RECORDED INFORMATION
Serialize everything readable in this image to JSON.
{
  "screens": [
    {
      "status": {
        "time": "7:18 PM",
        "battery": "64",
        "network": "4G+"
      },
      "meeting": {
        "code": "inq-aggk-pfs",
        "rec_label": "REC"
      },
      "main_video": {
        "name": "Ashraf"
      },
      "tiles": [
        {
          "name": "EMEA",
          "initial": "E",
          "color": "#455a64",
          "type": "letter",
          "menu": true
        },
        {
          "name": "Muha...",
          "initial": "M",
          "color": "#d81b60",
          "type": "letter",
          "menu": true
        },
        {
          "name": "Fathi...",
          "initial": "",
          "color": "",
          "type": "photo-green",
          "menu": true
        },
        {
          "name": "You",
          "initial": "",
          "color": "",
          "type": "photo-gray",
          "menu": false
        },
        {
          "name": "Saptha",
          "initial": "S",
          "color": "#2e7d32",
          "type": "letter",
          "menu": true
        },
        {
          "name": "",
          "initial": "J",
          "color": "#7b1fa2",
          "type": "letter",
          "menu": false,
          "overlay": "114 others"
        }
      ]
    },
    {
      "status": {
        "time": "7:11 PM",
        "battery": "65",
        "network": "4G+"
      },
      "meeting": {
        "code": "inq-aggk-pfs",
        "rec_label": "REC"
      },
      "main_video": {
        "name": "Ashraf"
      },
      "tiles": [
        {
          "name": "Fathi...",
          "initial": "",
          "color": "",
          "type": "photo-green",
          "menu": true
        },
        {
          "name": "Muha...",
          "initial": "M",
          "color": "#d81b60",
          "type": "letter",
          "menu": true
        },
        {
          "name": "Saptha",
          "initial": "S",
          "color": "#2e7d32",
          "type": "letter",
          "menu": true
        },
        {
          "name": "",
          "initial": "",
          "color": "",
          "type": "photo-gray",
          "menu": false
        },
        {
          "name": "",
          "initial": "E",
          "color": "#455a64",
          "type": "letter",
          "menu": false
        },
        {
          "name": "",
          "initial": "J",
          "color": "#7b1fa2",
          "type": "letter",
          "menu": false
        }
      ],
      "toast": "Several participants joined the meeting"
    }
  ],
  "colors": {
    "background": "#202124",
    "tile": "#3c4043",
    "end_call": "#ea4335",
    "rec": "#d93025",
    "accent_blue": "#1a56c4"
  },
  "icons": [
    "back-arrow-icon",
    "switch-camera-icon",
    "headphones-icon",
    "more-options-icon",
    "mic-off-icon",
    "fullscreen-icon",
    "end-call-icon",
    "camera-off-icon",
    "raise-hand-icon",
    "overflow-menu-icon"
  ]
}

...

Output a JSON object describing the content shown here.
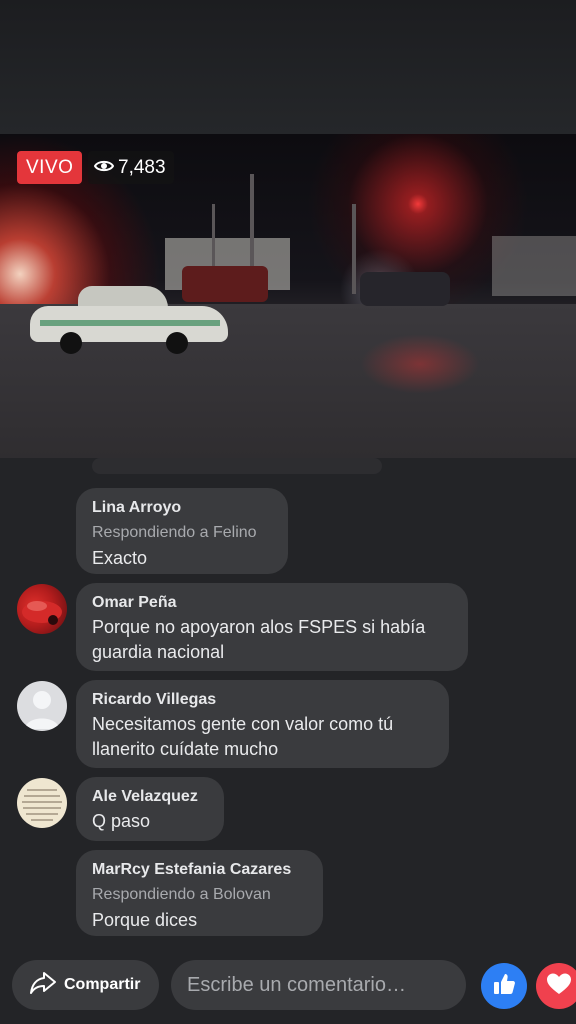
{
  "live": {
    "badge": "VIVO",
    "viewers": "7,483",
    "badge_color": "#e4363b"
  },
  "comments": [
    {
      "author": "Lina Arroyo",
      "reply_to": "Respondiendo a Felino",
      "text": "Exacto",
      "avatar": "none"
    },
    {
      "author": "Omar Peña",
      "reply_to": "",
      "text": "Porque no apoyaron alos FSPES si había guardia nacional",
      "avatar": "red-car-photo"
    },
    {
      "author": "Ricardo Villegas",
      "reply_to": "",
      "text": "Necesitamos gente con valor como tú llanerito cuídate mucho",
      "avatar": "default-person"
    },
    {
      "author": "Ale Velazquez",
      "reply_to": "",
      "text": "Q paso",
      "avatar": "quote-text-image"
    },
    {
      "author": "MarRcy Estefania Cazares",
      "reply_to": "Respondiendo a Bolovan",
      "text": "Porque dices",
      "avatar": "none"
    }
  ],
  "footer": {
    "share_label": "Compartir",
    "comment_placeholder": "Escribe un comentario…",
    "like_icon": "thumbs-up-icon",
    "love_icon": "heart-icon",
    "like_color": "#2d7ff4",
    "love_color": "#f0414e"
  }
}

PROBLEM TO SOLVE
Copy out every line that includes the word "image".

SOLUTION FOR THIS TASK
Serialize everything readable in this image to JSON.
      "avatar": "quote-text-image"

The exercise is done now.